Without the pictures, return all of the material exactly as written.

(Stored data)
----

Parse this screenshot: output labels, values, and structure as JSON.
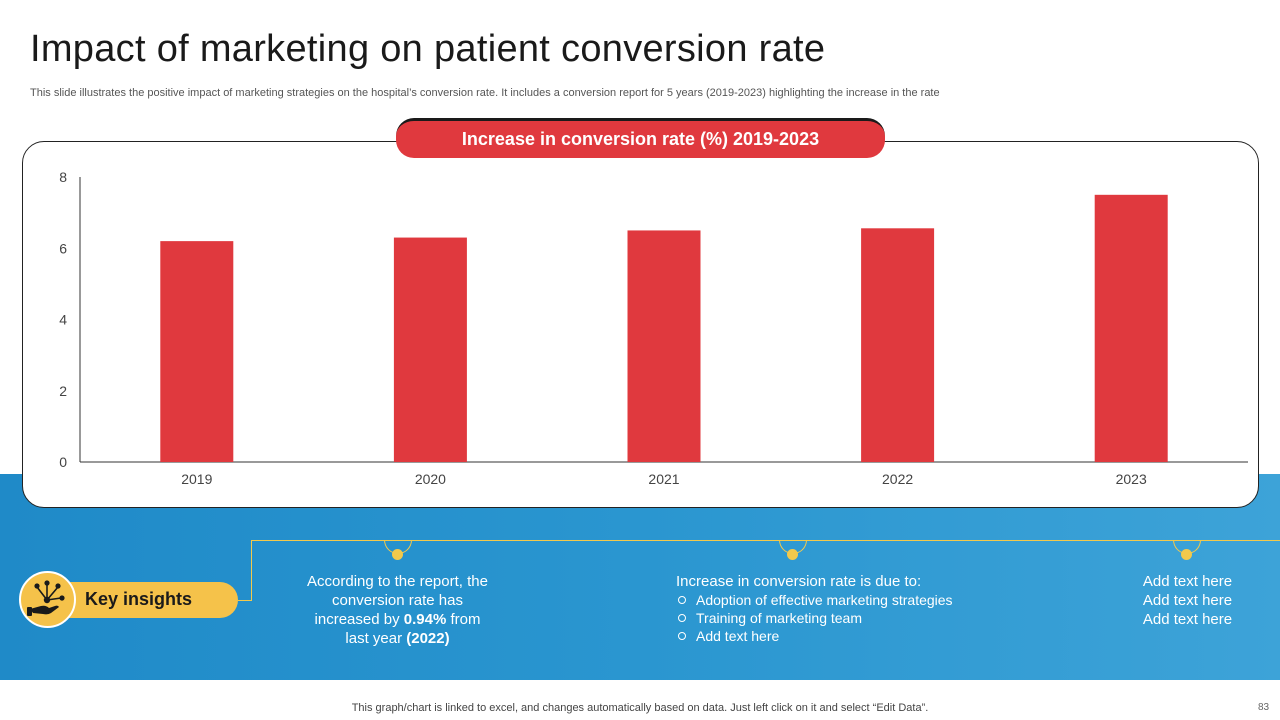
{
  "slide": {
    "title": "Impact of marketing on patient conversion rate",
    "subtitle": "This slide illustrates the positive impact of marketing strategies on the hospital’s conversion rate. It includes a conversion report for 5 years (2019-2023) highlighting the increase in the rate",
    "footer": "This graph/chart is linked to excel, and changes automatically based on data. Just left click on it and select “Edit Data”.",
    "page_number": "83"
  },
  "chart_data": {
    "type": "bar",
    "title": "Increase in conversion rate (%) 2019-2023",
    "categories": [
      "2019",
      "2020",
      "2021",
      "2022",
      "2023"
    ],
    "values": [
      6.2,
      6.3,
      6.5,
      6.56,
      7.5
    ],
    "ylim": [
      0,
      8
    ],
    "yticks": [
      "0",
      "2",
      "4",
      "6",
      "8"
    ],
    "xlabel": "",
    "ylabel": "",
    "grid": false,
    "bar_color": "#e0393e"
  },
  "insights": {
    "label": "Key insights",
    "icon": "hand-network-icon",
    "box1": {
      "line1": "According to the report, the",
      "line2": "conversion rate has",
      "line3_pre": "increased by ",
      "line3_bold": "0.94%",
      "line3_post": " from",
      "line4_pre": "last year ",
      "line4_bold": "(2022)"
    },
    "box2": {
      "heading": "Increase in conversion rate is due to:",
      "bullets": [
        "Adoption of effective marketing strategies",
        "Training of marketing team",
        "Add text here"
      ]
    },
    "box3": {
      "lines": [
        "Add text here",
        "Add text here",
        "Add text here"
      ]
    }
  },
  "colors": {
    "accent_red": "#e0393e",
    "accent_yellow": "#f5c24a",
    "band_blue": "#2a96d0"
  }
}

----

> **Answer below**
Parse this screenshot: output labels, values, and structure as JSON.
{
  "slide": {
    "title": "Impact of marketing on patient conversion rate",
    "subtitle": "This slide illustrates the positive impact of marketing strategies on the hospital’s conversion rate. It includes a conversion report for 5 years (2019-2023) highlighting the increase in the rate",
    "footer": "This graph/chart is linked to excel, and changes automatically based on data. Just left click on it and select “Edit Data”.",
    "page_number": "83"
  },
  "chart_data": {
    "type": "bar",
    "title": "Increase in conversion rate (%) 2019-2023",
    "categories": [
      "2019",
      "2020",
      "2021",
      "2022",
      "2023"
    ],
    "values": [
      6.2,
      6.3,
      6.5,
      6.56,
      7.5
    ],
    "ylim": [
      0,
      8
    ],
    "yticks": [
      "0",
      "2",
      "4",
      "6",
      "8"
    ],
    "xlabel": "",
    "ylabel": "",
    "grid": false,
    "bar_color": "#e0393e"
  },
  "insights": {
    "label": "Key insights",
    "icon": "hand-network-icon",
    "box1": {
      "line1": "According to the report, the",
      "line2": "conversion rate has",
      "line3_pre": "increased by ",
      "line3_bold": "0.94%",
      "line3_post": " from",
      "line4_pre": "last year ",
      "line4_bold": "(2022)"
    },
    "box2": {
      "heading": "Increase in conversion rate is due to:",
      "bullets": [
        "Adoption of effective marketing strategies",
        "Training of marketing team",
        "Add text here"
      ]
    },
    "box3": {
      "lines": [
        "Add text here",
        "Add text here",
        "Add text here"
      ]
    }
  },
  "colors": {
    "accent_red": "#e0393e",
    "accent_yellow": "#f5c24a",
    "band_blue": "#2a96d0"
  }
}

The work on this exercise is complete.